*SUPPLIED INFORMATION*.
□ □ □ □ □ □ □

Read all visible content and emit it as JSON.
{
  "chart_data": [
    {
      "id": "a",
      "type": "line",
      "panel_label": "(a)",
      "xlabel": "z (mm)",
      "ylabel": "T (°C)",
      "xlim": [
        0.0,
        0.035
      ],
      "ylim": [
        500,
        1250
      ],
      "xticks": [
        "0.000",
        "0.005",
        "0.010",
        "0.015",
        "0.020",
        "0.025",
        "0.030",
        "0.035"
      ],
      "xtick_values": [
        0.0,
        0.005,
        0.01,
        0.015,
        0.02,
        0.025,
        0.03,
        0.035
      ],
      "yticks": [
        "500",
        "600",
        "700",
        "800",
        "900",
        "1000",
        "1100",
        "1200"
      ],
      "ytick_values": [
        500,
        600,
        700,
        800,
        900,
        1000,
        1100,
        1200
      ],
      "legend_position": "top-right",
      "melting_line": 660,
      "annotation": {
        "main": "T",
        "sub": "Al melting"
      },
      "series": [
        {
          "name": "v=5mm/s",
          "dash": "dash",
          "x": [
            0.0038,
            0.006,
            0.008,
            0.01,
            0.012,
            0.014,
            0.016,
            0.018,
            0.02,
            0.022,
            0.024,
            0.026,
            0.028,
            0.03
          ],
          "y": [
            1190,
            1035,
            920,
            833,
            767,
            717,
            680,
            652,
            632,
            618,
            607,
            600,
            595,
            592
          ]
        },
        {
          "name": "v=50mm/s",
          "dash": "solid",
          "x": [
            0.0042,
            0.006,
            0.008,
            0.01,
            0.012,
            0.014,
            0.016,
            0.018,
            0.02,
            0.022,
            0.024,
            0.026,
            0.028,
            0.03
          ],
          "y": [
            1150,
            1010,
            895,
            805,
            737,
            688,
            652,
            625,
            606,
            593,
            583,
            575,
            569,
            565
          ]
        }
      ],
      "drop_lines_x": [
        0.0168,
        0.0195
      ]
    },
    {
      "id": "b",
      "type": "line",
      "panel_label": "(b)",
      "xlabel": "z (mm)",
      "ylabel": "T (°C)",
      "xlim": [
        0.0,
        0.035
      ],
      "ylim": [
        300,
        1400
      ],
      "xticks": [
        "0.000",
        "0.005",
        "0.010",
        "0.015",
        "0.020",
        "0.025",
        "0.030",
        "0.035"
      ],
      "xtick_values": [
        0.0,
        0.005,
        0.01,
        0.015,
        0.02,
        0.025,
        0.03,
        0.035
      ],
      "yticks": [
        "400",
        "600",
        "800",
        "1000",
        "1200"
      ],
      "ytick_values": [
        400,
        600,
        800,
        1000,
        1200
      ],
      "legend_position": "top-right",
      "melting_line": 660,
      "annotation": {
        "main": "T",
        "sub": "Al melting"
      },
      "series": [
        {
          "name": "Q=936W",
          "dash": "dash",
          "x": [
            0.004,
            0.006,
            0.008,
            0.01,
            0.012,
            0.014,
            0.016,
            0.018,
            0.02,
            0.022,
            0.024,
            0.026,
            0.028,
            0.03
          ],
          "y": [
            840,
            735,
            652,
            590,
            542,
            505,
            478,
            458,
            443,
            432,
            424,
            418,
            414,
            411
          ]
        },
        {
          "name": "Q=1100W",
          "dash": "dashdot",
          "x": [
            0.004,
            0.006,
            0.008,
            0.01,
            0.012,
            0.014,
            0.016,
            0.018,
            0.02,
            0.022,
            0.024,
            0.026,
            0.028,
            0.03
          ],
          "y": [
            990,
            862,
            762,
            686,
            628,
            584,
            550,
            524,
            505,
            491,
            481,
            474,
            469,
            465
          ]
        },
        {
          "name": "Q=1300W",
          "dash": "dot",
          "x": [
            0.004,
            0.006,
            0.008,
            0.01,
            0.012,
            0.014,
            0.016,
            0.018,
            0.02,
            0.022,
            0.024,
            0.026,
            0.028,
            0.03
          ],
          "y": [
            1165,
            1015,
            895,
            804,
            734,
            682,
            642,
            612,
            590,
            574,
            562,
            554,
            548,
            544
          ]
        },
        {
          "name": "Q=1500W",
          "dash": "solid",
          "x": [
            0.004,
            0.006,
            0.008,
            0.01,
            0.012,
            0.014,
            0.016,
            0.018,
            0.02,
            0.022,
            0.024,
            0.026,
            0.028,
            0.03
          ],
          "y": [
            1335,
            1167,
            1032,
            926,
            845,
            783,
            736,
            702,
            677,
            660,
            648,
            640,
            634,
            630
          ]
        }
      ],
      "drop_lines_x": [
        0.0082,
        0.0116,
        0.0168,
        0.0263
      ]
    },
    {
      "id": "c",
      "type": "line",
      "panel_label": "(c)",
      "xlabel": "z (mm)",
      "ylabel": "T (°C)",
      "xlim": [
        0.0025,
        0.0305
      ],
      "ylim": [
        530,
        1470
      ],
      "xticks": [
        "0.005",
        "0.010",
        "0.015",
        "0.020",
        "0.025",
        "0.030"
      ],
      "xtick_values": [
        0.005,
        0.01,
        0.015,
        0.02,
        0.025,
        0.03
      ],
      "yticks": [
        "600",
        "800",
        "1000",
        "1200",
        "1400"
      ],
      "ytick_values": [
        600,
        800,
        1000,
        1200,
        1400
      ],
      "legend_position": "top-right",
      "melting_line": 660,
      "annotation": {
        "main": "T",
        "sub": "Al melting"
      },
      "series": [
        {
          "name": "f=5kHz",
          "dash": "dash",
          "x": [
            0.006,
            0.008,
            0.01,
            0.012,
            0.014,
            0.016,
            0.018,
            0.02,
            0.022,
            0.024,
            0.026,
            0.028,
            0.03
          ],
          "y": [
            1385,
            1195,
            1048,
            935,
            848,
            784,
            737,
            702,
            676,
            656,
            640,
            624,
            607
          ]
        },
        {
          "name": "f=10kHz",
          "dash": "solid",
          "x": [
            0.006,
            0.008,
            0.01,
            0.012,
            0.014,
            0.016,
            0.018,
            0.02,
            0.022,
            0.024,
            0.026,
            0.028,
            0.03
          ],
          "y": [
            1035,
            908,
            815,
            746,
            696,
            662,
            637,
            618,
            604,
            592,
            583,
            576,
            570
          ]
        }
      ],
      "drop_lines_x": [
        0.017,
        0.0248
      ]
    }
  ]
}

□ □ □ □ □ □ □

*TASK INSTRUCTIONS*.
Output all records verbatim.

*RESULT*.
Read all visible content and emit it as JSON.
{
  "chart_data": [
    {
      "id": "a",
      "type": "line",
      "panel_label": "(a)",
      "xlabel": "z (mm)",
      "ylabel": "T (°C)",
      "xlim": [
        0.0,
        0.035
      ],
      "ylim": [
        500,
        1250
      ],
      "xticks": [
        "0.000",
        "0.005",
        "0.010",
        "0.015",
        "0.020",
        "0.025",
        "0.030",
        "0.035"
      ],
      "xtick_values": [
        0.0,
        0.005,
        0.01,
        0.015,
        0.02,
        0.025,
        0.03,
        0.035
      ],
      "yticks": [
        "500",
        "600",
        "700",
        "800",
        "900",
        "1000",
        "1100",
        "1200"
      ],
      "ytick_values": [
        500,
        600,
        700,
        800,
        900,
        1000,
        1100,
        1200
      ],
      "legend_position": "top-right",
      "melting_line": 660,
      "annotation": {
        "main": "T",
        "sub": "Al melting"
      },
      "series": [
        {
          "name": "v=5mm/s",
          "dash": "dash",
          "x": [
            0.0038,
            0.006,
            0.008,
            0.01,
            0.012,
            0.014,
            0.016,
            0.018,
            0.02,
            0.022,
            0.024,
            0.026,
            0.028,
            0.03
          ],
          "y": [
            1190,
            1035,
            920,
            833,
            767,
            717,
            680,
            652,
            632,
            618,
            607,
            600,
            595,
            592
          ]
        },
        {
          "name": "v=50mm/s",
          "dash": "solid",
          "x": [
            0.0042,
            0.006,
            0.008,
            0.01,
            0.012,
            0.014,
            0.016,
            0.018,
            0.02,
            0.022,
            0.024,
            0.026,
            0.028,
            0.03
          ],
          "y": [
            1150,
            1010,
            895,
            805,
            737,
            688,
            652,
            625,
            606,
            593,
            583,
            575,
            569,
            565
          ]
        }
      ],
      "drop_lines_x": [
        0.0168,
        0.0195
      ]
    },
    {
      "id": "b",
      "type": "line",
      "panel_label": "(b)",
      "xlabel": "z (mm)",
      "ylabel": "T (°C)",
      "xlim": [
        0.0,
        0.035
      ],
      "ylim": [
        300,
        1400
      ],
      "xticks": [
        "0.000",
        "0.005",
        "0.010",
        "0.015",
        "0.020",
        "0.025",
        "0.030",
        "0.035"
      ],
      "xtick_values": [
        0.0,
        0.005,
        0.01,
        0.015,
        0.02,
        0.025,
        0.03,
        0.035
      ],
      "yticks": [
        "400",
        "600",
        "800",
        "1000",
        "1200"
      ],
      "ytick_values": [
        400,
        600,
        800,
        1000,
        1200
      ],
      "legend_position": "top-right",
      "melting_line": 660,
      "annotation": {
        "main": "T",
        "sub": "Al melting"
      },
      "series": [
        {
          "name": "Q=936W",
          "dash": "dash",
          "x": [
            0.004,
            0.006,
            0.008,
            0.01,
            0.012,
            0.014,
            0.016,
            0.018,
            0.02,
            0.022,
            0.024,
            0.026,
            0.028,
            0.03
          ],
          "y": [
            840,
            735,
            652,
            590,
            542,
            505,
            478,
            458,
            443,
            432,
            424,
            418,
            414,
            411
          ]
        },
        {
          "name": "Q=1100W",
          "dash": "dashdot",
          "x": [
            0.004,
            0.006,
            0.008,
            0.01,
            0.012,
            0.014,
            0.016,
            0.018,
            0.02,
            0.022,
            0.024,
            0.026,
            0.028,
            0.03
          ],
          "y": [
            990,
            862,
            762,
            686,
            628,
            584,
            550,
            524,
            505,
            491,
            481,
            474,
            469,
            465
          ]
        },
        {
          "name": "Q=1300W",
          "dash": "dot",
          "x": [
            0.004,
            0.006,
            0.008,
            0.01,
            0.012,
            0.014,
            0.016,
            0.018,
            0.02,
            0.022,
            0.024,
            0.026,
            0.028,
            0.03
          ],
          "y": [
            1165,
            1015,
            895,
            804,
            734,
            682,
            642,
            612,
            590,
            574,
            562,
            554,
            548,
            544
          ]
        },
        {
          "name": "Q=1500W",
          "dash": "solid",
          "x": [
            0.004,
            0.006,
            0.008,
            0.01,
            0.012,
            0.014,
            0.016,
            0.018,
            0.02,
            0.022,
            0.024,
            0.026,
            0.028,
            0.03
          ],
          "y": [
            1335,
            1167,
            1032,
            926,
            845,
            783,
            736,
            702,
            677,
            660,
            648,
            640,
            634,
            630
          ]
        }
      ],
      "drop_lines_x": [
        0.0082,
        0.0116,
        0.0168,
        0.0263
      ]
    },
    {
      "id": "c",
      "type": "line",
      "panel_label": "(c)",
      "xlabel": "z (mm)",
      "ylabel": "T (°C)",
      "xlim": [
        0.0025,
        0.0305
      ],
      "ylim": [
        530,
        1470
      ],
      "xticks": [
        "0.005",
        "0.010",
        "0.015",
        "0.020",
        "0.025",
        "0.030"
      ],
      "xtick_values": [
        0.005,
        0.01,
        0.015,
        0.02,
        0.025,
        0.03
      ],
      "yticks": [
        "600",
        "800",
        "1000",
        "1200",
        "1400"
      ],
      "ytick_values": [
        600,
        800,
        1000,
        1200,
        1400
      ],
      "legend_position": "top-right",
      "melting_line": 660,
      "annotation": {
        "main": "T",
        "sub": "Al melting"
      },
      "series": [
        {
          "name": "f=5kHz",
          "dash": "dash",
          "x": [
            0.006,
            0.008,
            0.01,
            0.012,
            0.014,
            0.016,
            0.018,
            0.02,
            0.022,
            0.024,
            0.026,
            0.028,
            0.03
          ],
          "y": [
            1385,
            1195,
            1048,
            935,
            848,
            784,
            737,
            702,
            676,
            656,
            640,
            624,
            607
          ]
        },
        {
          "name": "f=10kHz",
          "dash": "solid",
          "x": [
            0.006,
            0.008,
            0.01,
            0.012,
            0.014,
            0.016,
            0.018,
            0.02,
            0.022,
            0.024,
            0.026,
            0.028,
            0.03
          ],
          "y": [
            1035,
            908,
            815,
            746,
            696,
            662,
            637,
            618,
            604,
            592,
            583,
            576,
            570
          ]
        }
      ],
      "drop_lines_x": [
        0.017,
        0.0248
      ]
    }
  ]
}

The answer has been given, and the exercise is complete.